◆ **TO BE DONE**
Restate the full set of records exactly, word for word.

[Collected data entries]
▬▬▬
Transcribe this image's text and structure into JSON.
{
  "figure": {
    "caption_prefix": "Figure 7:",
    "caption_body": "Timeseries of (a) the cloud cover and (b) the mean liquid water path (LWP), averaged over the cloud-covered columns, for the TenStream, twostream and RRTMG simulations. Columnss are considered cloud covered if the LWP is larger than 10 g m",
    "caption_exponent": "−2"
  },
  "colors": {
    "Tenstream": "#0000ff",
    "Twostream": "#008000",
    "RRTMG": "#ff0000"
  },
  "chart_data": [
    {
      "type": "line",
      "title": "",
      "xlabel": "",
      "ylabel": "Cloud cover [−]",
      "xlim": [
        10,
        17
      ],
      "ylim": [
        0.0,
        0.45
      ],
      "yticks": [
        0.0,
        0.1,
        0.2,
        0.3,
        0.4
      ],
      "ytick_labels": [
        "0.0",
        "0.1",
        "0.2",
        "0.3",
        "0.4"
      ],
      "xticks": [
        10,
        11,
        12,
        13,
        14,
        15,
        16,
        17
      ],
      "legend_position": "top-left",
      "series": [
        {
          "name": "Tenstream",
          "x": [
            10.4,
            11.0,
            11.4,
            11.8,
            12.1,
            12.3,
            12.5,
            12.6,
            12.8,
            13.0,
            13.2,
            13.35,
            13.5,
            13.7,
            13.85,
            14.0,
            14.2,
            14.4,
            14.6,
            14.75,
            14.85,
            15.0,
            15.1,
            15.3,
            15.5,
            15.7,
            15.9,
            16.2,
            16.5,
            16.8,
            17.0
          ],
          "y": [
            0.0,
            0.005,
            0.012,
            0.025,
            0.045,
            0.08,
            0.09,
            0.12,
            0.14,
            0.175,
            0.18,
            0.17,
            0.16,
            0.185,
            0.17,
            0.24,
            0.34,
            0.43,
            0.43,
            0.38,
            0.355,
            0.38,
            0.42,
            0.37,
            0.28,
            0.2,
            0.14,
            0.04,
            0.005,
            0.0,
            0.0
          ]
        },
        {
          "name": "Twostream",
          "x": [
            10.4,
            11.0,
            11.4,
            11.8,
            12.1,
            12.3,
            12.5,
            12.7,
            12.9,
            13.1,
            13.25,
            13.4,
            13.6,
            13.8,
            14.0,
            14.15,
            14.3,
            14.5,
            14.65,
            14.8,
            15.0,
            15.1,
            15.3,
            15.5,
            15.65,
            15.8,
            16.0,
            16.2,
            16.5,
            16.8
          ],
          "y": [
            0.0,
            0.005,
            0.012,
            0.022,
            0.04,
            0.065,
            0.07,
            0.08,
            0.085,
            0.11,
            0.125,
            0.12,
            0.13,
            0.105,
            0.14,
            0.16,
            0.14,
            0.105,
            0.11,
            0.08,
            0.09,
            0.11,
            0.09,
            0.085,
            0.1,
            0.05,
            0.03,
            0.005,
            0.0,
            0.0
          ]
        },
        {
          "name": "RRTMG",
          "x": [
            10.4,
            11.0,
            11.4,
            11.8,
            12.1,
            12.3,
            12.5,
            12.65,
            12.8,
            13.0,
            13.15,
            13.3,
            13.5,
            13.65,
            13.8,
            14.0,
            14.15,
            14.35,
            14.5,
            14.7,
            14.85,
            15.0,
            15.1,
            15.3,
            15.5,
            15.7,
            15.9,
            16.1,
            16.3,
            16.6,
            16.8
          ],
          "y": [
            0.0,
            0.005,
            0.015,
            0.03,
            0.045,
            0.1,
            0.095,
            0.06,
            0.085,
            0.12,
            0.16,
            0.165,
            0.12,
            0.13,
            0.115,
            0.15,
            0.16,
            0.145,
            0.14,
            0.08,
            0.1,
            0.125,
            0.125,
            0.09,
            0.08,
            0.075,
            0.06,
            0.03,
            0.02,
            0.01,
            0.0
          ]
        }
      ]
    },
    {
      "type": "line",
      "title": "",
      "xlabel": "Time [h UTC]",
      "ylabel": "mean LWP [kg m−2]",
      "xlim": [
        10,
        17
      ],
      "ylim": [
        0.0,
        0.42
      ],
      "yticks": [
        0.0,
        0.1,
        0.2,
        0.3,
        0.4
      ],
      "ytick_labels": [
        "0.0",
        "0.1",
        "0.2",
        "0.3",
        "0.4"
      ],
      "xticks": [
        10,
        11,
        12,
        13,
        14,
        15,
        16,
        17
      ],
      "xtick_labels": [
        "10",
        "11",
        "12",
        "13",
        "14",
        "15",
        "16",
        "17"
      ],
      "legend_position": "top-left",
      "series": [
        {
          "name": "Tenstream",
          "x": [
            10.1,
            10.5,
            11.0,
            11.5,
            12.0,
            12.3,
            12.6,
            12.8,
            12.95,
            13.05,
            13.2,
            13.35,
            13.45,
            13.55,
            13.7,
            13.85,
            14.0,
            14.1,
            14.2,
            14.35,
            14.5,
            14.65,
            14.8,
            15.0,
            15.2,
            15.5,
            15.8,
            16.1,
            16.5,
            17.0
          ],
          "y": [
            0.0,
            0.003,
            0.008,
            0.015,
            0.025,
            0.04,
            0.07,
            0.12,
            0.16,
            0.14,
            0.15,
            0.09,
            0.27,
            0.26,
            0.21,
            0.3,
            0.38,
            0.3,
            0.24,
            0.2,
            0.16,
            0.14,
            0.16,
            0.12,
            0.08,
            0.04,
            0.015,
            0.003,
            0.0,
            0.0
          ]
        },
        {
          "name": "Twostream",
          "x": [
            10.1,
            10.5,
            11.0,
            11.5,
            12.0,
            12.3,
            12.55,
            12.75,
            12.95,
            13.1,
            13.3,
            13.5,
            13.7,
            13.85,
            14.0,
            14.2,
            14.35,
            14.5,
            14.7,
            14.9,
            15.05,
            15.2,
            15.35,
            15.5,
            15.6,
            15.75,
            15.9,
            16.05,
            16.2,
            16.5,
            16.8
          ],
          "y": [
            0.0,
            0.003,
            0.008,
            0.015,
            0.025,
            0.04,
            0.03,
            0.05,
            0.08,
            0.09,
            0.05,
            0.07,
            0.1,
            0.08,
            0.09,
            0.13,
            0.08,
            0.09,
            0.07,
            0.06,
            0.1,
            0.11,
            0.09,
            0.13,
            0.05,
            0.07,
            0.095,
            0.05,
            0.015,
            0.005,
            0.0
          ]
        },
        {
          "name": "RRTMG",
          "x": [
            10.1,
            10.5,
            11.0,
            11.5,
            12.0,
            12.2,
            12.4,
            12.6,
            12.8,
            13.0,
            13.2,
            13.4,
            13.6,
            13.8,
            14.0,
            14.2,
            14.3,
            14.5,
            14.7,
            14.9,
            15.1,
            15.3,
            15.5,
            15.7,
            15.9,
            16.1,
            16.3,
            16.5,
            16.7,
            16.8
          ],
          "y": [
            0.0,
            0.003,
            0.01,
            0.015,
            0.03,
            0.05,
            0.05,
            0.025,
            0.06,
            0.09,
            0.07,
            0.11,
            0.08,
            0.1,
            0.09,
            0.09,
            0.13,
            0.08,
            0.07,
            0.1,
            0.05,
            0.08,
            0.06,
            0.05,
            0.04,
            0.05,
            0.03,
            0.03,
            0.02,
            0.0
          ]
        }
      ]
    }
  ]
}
▬▬▬
◆ **RESULT FOR THIS TASK**
Transcribe this image's text and structure into JSON.
{
  "figure": {
    "caption_prefix": "Figure 7:",
    "caption_body": "Timeseries of (a) the cloud cover and (b) the mean liquid water path (LWP), averaged over the cloud-covered columns, for the TenStream, twostream and RRTMG simulations. Columnss are considered cloud covered if the LWP is larger than 10 g m",
    "caption_exponent": "−2"
  },
  "colors": {
    "Tenstream": "#0000ff",
    "Twostream": "#008000",
    "RRTMG": "#ff0000"
  },
  "chart_data": [
    {
      "type": "line",
      "title": "",
      "xlabel": "",
      "ylabel": "Cloud cover [−]",
      "xlim": [
        10,
        17
      ],
      "ylim": [
        0.0,
        0.45
      ],
      "yticks": [
        0.0,
        0.1,
        0.2,
        0.3,
        0.4
      ],
      "ytick_labels": [
        "0.0",
        "0.1",
        "0.2",
        "0.3",
        "0.4"
      ],
      "xticks": [
        10,
        11,
        12,
        13,
        14,
        15,
        16,
        17
      ],
      "legend_position": "top-left",
      "series": [
        {
          "name": "Tenstream",
          "x": [
            10.4,
            11.0,
            11.4,
            11.8,
            12.1,
            12.3,
            12.5,
            12.6,
            12.8,
            13.0,
            13.2,
            13.35,
            13.5,
            13.7,
            13.85,
            14.0,
            14.2,
            14.4,
            14.6,
            14.75,
            14.85,
            15.0,
            15.1,
            15.3,
            15.5,
            15.7,
            15.9,
            16.2,
            16.5,
            16.8,
            17.0
          ],
          "y": [
            0.0,
            0.005,
            0.012,
            0.025,
            0.045,
            0.08,
            0.09,
            0.12,
            0.14,
            0.175,
            0.18,
            0.17,
            0.16,
            0.185,
            0.17,
            0.24,
            0.34,
            0.43,
            0.43,
            0.38,
            0.355,
            0.38,
            0.42,
            0.37,
            0.28,
            0.2,
            0.14,
            0.04,
            0.005,
            0.0,
            0.0
          ]
        },
        {
          "name": "Twostream",
          "x": [
            10.4,
            11.0,
            11.4,
            11.8,
            12.1,
            12.3,
            12.5,
            12.7,
            12.9,
            13.1,
            13.25,
            13.4,
            13.6,
            13.8,
            14.0,
            14.15,
            14.3,
            14.5,
            14.65,
            14.8,
            15.0,
            15.1,
            15.3,
            15.5,
            15.65,
            15.8,
            16.0,
            16.2,
            16.5,
            16.8
          ],
          "y": [
            0.0,
            0.005,
            0.012,
            0.022,
            0.04,
            0.065,
            0.07,
            0.08,
            0.085,
            0.11,
            0.125,
            0.12,
            0.13,
            0.105,
            0.14,
            0.16,
            0.14,
            0.105,
            0.11,
            0.08,
            0.09,
            0.11,
            0.09,
            0.085,
            0.1,
            0.05,
            0.03,
            0.005,
            0.0,
            0.0
          ]
        },
        {
          "name": "RRTMG",
          "x": [
            10.4,
            11.0,
            11.4,
            11.8,
            12.1,
            12.3,
            12.5,
            12.65,
            12.8,
            13.0,
            13.15,
            13.3,
            13.5,
            13.65,
            13.8,
            14.0,
            14.15,
            14.35,
            14.5,
            14.7,
            14.85,
            15.0,
            15.1,
            15.3,
            15.5,
            15.7,
            15.9,
            16.1,
            16.3,
            16.6,
            16.8
          ],
          "y": [
            0.0,
            0.005,
            0.015,
            0.03,
            0.045,
            0.1,
            0.095,
            0.06,
            0.085,
            0.12,
            0.16,
            0.165,
            0.12,
            0.13,
            0.115,
            0.15,
            0.16,
            0.145,
            0.14,
            0.08,
            0.1,
            0.125,
            0.125,
            0.09,
            0.08,
            0.075,
            0.06,
            0.03,
            0.02,
            0.01,
            0.0
          ]
        }
      ]
    },
    {
      "type": "line",
      "title": "",
      "xlabel": "Time [h UTC]",
      "ylabel": "mean LWP [kg m−2]",
      "xlim": [
        10,
        17
      ],
      "ylim": [
        0.0,
        0.42
      ],
      "yticks": [
        0.0,
        0.1,
        0.2,
        0.3,
        0.4
      ],
      "ytick_labels": [
        "0.0",
        "0.1",
        "0.2",
        "0.3",
        "0.4"
      ],
      "xticks": [
        10,
        11,
        12,
        13,
        14,
        15,
        16,
        17
      ],
      "xtick_labels": [
        "10",
        "11",
        "12",
        "13",
        "14",
        "15",
        "16",
        "17"
      ],
      "legend_position": "top-left",
      "series": [
        {
          "name": "Tenstream",
          "x": [
            10.1,
            10.5,
            11.0,
            11.5,
            12.0,
            12.3,
            12.6,
            12.8,
            12.95,
            13.05,
            13.2,
            13.35,
            13.45,
            13.55,
            13.7,
            13.85,
            14.0,
            14.1,
            14.2,
            14.35,
            14.5,
            14.65,
            14.8,
            15.0,
            15.2,
            15.5,
            15.8,
            16.1,
            16.5,
            17.0
          ],
          "y": [
            0.0,
            0.003,
            0.008,
            0.015,
            0.025,
            0.04,
            0.07,
            0.12,
            0.16,
            0.14,
            0.15,
            0.09,
            0.27,
            0.26,
            0.21,
            0.3,
            0.38,
            0.3,
            0.24,
            0.2,
            0.16,
            0.14,
            0.16,
            0.12,
            0.08,
            0.04,
            0.015,
            0.003,
            0.0,
            0.0
          ]
        },
        {
          "name": "Twostream",
          "x": [
            10.1,
            10.5,
            11.0,
            11.5,
            12.0,
            12.3,
            12.55,
            12.75,
            12.95,
            13.1,
            13.3,
            13.5,
            13.7,
            13.85,
            14.0,
            14.2,
            14.35,
            14.5,
            14.7,
            14.9,
            15.05,
            15.2,
            15.35,
            15.5,
            15.6,
            15.75,
            15.9,
            16.05,
            16.2,
            16.5,
            16.8
          ],
          "y": [
            0.0,
            0.003,
            0.008,
            0.015,
            0.025,
            0.04,
            0.03,
            0.05,
            0.08,
            0.09,
            0.05,
            0.07,
            0.1,
            0.08,
            0.09,
            0.13,
            0.08,
            0.09,
            0.07,
            0.06,
            0.1,
            0.11,
            0.09,
            0.13,
            0.05,
            0.07,
            0.095,
            0.05,
            0.015,
            0.005,
            0.0
          ]
        },
        {
          "name": "RRTMG",
          "x": [
            10.1,
            10.5,
            11.0,
            11.5,
            12.0,
            12.2,
            12.4,
            12.6,
            12.8,
            13.0,
            13.2,
            13.4,
            13.6,
            13.8,
            14.0,
            14.2,
            14.3,
            14.5,
            14.7,
            14.9,
            15.1,
            15.3,
            15.5,
            15.7,
            15.9,
            16.1,
            16.3,
            16.5,
            16.7,
            16.8
          ],
          "y": [
            0.0,
            0.003,
            0.01,
            0.015,
            0.03,
            0.05,
            0.05,
            0.025,
            0.06,
            0.09,
            0.07,
            0.11,
            0.08,
            0.1,
            0.09,
            0.09,
            0.13,
            0.08,
            0.07,
            0.1,
            0.05,
            0.08,
            0.06,
            0.05,
            0.04,
            0.05,
            0.03,
            0.03,
            0.02,
            0.0
          ]
        }
      ]
    }
  ]
}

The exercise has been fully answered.